===== DATASET ENTRIES
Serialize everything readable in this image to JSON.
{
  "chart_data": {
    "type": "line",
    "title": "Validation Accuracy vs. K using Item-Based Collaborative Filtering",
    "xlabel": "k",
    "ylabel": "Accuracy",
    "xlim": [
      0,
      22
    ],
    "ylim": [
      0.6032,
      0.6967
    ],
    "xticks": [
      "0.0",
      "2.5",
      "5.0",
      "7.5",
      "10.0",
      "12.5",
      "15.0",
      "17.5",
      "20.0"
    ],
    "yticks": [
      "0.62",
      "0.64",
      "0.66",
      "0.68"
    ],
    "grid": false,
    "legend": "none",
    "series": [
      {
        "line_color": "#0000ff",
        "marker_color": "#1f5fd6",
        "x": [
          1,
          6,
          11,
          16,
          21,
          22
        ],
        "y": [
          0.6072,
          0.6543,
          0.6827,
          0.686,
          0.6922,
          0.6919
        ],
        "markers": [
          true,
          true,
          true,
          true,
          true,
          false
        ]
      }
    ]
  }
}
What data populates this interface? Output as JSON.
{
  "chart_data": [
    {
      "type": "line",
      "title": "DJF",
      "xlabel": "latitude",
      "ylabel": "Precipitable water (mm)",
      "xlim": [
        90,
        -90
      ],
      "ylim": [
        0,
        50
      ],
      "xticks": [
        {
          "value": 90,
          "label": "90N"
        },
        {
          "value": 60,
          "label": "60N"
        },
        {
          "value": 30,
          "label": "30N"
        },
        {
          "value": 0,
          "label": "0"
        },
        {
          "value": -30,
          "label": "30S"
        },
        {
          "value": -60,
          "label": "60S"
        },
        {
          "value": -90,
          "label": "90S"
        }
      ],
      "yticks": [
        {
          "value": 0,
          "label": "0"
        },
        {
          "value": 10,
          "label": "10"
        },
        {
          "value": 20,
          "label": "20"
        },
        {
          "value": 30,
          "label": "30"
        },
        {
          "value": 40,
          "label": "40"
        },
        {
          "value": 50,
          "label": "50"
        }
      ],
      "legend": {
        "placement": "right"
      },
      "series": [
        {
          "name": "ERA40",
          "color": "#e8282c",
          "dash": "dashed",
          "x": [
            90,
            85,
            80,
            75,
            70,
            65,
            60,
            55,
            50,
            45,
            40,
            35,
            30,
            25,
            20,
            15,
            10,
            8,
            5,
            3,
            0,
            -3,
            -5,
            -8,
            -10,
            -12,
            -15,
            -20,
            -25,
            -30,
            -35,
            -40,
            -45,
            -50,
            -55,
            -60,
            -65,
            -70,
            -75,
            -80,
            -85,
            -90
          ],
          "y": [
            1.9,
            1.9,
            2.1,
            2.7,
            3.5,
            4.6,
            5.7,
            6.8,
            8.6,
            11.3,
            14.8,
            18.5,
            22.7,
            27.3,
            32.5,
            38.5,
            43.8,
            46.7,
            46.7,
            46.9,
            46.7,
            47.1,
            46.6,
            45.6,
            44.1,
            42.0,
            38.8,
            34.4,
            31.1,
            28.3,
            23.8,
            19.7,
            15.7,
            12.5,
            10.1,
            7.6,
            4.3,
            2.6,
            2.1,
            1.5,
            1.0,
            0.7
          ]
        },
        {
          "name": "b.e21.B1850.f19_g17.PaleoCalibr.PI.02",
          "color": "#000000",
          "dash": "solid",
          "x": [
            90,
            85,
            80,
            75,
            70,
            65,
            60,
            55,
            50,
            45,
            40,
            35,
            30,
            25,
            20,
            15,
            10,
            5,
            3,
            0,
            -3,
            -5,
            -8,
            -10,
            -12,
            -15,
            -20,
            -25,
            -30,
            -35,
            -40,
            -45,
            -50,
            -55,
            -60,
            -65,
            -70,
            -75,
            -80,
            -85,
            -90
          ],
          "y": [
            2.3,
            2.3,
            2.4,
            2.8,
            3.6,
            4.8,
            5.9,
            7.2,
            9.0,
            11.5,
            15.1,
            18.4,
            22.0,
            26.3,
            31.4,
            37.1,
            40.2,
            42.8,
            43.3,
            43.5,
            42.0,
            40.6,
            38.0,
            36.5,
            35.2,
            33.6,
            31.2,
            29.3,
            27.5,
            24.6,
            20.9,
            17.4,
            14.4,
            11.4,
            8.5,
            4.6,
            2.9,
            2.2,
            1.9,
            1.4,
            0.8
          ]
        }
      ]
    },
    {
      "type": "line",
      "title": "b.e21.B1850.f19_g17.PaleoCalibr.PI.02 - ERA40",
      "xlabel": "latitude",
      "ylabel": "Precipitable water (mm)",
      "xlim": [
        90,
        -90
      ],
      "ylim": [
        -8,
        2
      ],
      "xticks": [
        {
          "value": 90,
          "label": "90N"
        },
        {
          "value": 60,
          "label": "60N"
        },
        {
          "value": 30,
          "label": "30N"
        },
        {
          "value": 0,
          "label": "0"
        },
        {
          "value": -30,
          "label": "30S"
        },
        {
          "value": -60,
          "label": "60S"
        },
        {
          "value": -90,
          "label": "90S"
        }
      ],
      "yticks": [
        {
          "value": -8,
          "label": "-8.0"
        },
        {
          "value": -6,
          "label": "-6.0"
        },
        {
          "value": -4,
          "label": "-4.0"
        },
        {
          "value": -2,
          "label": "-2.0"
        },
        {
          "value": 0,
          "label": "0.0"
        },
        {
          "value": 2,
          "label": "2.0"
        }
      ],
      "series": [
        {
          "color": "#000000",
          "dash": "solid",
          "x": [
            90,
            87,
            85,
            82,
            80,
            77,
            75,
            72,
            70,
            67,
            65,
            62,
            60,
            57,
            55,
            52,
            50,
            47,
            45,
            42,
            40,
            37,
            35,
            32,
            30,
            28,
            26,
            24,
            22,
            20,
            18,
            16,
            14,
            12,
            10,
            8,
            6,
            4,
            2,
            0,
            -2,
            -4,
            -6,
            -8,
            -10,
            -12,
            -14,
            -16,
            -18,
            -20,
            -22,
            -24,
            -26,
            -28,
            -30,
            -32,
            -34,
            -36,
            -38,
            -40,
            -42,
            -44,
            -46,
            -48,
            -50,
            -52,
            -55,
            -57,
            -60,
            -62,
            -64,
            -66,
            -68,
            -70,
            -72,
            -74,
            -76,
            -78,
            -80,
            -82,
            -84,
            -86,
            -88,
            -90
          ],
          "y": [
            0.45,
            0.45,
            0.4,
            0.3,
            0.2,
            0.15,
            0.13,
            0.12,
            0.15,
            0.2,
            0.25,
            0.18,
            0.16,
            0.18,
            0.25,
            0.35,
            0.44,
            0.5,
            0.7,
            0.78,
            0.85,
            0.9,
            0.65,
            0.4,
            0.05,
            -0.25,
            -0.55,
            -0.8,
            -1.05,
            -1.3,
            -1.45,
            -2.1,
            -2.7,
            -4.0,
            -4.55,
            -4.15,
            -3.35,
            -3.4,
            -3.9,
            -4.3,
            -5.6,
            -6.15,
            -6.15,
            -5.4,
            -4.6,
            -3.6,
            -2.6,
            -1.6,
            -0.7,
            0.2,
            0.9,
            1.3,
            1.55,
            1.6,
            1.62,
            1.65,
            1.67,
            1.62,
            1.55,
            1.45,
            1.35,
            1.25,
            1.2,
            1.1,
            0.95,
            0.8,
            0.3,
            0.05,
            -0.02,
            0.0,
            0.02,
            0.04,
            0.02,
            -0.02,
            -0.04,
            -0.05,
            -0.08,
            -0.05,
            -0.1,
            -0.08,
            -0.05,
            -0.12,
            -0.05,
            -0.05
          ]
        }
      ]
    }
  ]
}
==========
GIVEN TASK
Filter the entries down to the lines with the word "JSON" in them.

EXERCISE ANSWER
Serialize everything readable in this image to JSON.
What data populates this interface? Output as JSON.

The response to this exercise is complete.